REQUIRED WORK → Write out all the material exactly. Leave nothing out.

Records from a dataset:
══════════════════════════════

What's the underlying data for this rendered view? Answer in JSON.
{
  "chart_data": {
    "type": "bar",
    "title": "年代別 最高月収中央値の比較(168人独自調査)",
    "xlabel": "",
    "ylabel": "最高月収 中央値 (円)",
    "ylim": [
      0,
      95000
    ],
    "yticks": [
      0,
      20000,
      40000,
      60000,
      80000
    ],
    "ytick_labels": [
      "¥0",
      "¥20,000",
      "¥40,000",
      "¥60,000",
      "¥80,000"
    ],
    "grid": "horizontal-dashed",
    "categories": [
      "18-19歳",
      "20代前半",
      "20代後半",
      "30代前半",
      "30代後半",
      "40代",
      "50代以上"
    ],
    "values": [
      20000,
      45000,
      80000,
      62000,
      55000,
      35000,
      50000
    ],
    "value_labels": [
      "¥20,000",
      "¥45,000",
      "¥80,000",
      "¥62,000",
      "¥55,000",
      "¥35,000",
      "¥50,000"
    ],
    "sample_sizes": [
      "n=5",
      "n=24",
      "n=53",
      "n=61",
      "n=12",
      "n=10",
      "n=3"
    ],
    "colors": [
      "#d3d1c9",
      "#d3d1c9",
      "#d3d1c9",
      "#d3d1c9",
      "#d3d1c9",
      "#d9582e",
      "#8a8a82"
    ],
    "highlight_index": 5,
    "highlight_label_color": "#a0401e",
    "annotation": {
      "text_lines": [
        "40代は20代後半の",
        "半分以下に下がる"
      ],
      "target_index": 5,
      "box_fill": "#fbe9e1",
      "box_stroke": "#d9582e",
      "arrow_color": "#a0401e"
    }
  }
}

══════════════════════════════

TASK OUTPUT →
What's the underlying data for this rendered view? Answer in JSON.
{
  "chart_data": {
    "type": "bar",
    "title": "年代別 最高月収中央値の比較(168人独自調査)",
    "xlabel": "",
    "ylabel": "最高月収 中央値 (円)",
    "ylim": [
      0,
      95000
    ],
    "yticks": [
      0,
      20000,
      40000,
      60000,
      80000
    ],
    "ytick_labels": [
      "¥0",
      "¥20,000",
      "¥40,000",
      "¥60,000",
      "¥80,000"
    ],
    "grid": "horizontal-dashed",
    "categories": [
      "18-19歳",
      "20代前半",
      "20代後半",
      "30代前半",
      "30代後半",
      "40代",
      "50代以上"
    ],
    "values": [
      20000,
      45000,
      80000,
      62000,
      55000,
      35000,
      50000
    ],
    "value_labels": [
      "¥20,000",
      "¥45,000",
      "¥80,000",
      "¥62,000",
      "¥55,000",
      "¥35,000",
      "¥50,000"
    ],
    "sample_sizes": [
      "n=5",
      "n=24",
      "n=53",
      "n=61",
      "n=12",
      "n=10",
      "n=3"
    ],
    "colors": [
      "#d3d1c9",
      "#d3d1c9",
      "#d3d1c9",
      "#d3d1c9",
      "#d3d1c9",
      "#d9582e",
      "#8a8a82"
    ],
    "highlight_index": 5,
    "highlight_label_color": "#a0401e",
    "annotation": {
      "text_lines": [
        "40代は20代後半の",
        "半分以下に下がる"
      ],
      "target_index": 5,
      "box_fill": "#fbe9e1",
      "box_stroke": "#d9582e",
      "arrow_color": "#a0401e"
    }
  }
}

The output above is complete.